• Work to be completed: Shift every bounding box coordinate in the answers by -140, adding -140 to each number. Write out all of the lines again, requests included.

— START OF Records provided —

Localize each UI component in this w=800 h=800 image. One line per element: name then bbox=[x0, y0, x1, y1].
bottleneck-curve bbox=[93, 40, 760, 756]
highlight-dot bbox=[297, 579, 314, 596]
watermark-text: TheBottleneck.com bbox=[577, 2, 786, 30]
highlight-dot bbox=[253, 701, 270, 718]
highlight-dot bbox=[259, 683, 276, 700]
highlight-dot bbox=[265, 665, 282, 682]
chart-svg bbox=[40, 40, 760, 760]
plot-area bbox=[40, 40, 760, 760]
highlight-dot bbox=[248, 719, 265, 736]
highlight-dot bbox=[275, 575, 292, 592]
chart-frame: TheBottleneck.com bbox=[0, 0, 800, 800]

— END OF Records provided —

• Written solution:
Localize each UI component in this w=800 h=800 image. One line per element: name then bbox=[x0, y0, x1, y1].
bottleneck-curve bbox=[-47, -100, 620, 616]
highlight-dot bbox=[157, 439, 174, 456]
watermark-text: TheBottleneck.com bbox=[437, -138, 646, -110]
highlight-dot bbox=[113, 561, 130, 578]
highlight-dot bbox=[119, 543, 136, 560]
highlight-dot bbox=[125, 525, 142, 542]
chart-svg bbox=[-100, -100, 620, 620]
plot-area bbox=[-100, -100, 620, 620]
highlight-dot bbox=[108, 579, 125, 596]
highlight-dot bbox=[135, 435, 152, 452]
chart-frame: TheBottleneck.com bbox=[-140, -140, 660, 660]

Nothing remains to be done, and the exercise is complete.